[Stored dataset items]
========

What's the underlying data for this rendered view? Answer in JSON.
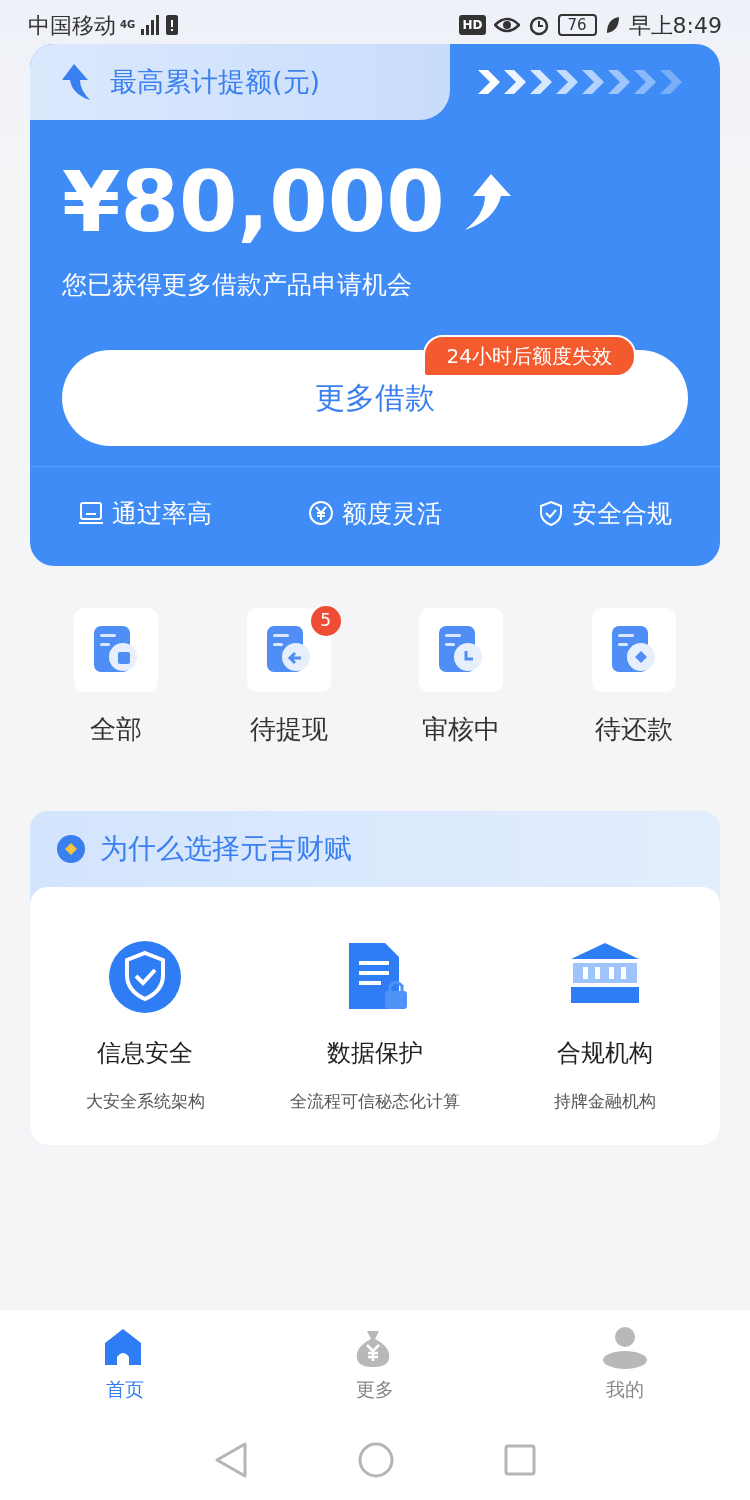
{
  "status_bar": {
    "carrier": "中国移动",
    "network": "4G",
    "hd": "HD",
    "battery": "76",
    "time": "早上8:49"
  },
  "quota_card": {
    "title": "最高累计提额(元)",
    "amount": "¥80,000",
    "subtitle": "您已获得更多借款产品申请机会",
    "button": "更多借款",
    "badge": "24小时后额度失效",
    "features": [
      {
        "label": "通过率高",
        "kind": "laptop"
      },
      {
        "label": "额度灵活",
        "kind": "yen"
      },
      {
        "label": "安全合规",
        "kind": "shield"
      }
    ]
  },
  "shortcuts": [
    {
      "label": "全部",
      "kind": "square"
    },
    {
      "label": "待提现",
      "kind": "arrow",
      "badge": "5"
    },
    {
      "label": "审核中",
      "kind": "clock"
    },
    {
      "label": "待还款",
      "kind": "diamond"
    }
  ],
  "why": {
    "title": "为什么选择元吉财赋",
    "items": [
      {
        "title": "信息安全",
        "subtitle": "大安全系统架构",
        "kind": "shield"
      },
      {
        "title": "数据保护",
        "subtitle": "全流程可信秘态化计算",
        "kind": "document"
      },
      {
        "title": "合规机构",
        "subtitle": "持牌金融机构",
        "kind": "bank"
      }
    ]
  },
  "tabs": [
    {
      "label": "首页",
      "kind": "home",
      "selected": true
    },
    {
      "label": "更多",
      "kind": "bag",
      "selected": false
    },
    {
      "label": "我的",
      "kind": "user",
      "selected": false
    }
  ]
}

========

**WHAT YOU SHOULD DO**
Filter out every line that lacks the word "subtitle", and copy the rest.

**THE SOLUTION**
    "subtitle": "您已获得更多借款产品申请机会",
        "subtitle": "大安全系统架构",
        "subtitle": "全流程可信秘态化计算",
        "subtitle": "持牌金融机构",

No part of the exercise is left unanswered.